* REQUIREMENT:
In the material below, find every line with "Rohm" and pull it out.

Dataset records:
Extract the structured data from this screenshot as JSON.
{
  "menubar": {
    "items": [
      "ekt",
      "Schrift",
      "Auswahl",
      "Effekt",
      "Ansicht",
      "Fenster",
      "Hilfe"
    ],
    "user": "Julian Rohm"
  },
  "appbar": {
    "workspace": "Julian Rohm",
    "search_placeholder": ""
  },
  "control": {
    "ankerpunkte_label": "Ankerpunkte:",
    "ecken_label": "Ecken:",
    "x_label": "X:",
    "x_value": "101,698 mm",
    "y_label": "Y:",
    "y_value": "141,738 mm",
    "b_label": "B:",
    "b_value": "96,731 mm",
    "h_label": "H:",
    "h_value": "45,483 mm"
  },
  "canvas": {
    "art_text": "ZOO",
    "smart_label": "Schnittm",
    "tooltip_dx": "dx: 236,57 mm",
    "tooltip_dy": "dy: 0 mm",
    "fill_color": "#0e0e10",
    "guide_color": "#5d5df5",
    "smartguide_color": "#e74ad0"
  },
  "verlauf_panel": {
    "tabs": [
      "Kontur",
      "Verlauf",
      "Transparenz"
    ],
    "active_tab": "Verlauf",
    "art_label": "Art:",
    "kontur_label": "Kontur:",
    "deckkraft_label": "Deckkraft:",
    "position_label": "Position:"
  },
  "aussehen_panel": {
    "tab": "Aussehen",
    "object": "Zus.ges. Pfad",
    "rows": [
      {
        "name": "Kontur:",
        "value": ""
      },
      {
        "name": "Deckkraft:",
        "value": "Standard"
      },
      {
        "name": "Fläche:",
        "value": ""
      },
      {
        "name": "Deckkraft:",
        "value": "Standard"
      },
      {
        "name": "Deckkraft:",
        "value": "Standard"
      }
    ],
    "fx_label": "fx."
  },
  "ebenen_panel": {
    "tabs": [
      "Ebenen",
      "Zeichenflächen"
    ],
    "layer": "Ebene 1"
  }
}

...

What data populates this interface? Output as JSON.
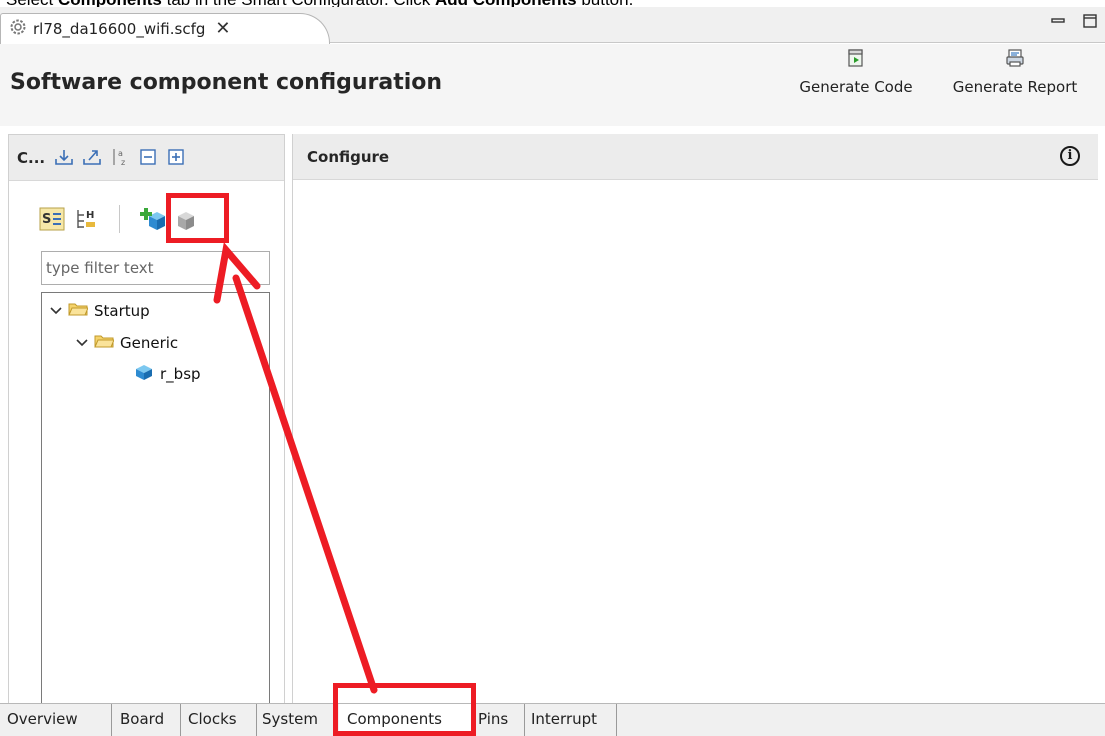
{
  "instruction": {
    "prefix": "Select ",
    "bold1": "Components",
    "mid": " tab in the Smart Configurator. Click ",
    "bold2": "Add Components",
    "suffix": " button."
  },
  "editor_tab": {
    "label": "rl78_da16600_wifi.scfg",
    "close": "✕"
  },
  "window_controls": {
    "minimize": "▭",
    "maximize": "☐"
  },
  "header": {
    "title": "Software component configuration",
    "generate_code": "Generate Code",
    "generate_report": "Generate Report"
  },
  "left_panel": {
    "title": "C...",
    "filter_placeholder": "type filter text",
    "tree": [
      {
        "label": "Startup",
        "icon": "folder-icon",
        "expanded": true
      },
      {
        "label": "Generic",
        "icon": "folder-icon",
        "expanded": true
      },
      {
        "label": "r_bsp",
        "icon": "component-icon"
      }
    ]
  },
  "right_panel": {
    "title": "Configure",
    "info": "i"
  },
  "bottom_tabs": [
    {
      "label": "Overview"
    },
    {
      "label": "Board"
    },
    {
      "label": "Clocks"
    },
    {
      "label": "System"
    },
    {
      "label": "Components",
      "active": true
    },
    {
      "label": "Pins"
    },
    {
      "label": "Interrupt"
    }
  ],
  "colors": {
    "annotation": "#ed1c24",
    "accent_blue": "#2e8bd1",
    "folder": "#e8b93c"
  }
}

* RESULT OF THIS TASK:
    "user": "Julian Rohm"
    "workspace": "Julian Rohm",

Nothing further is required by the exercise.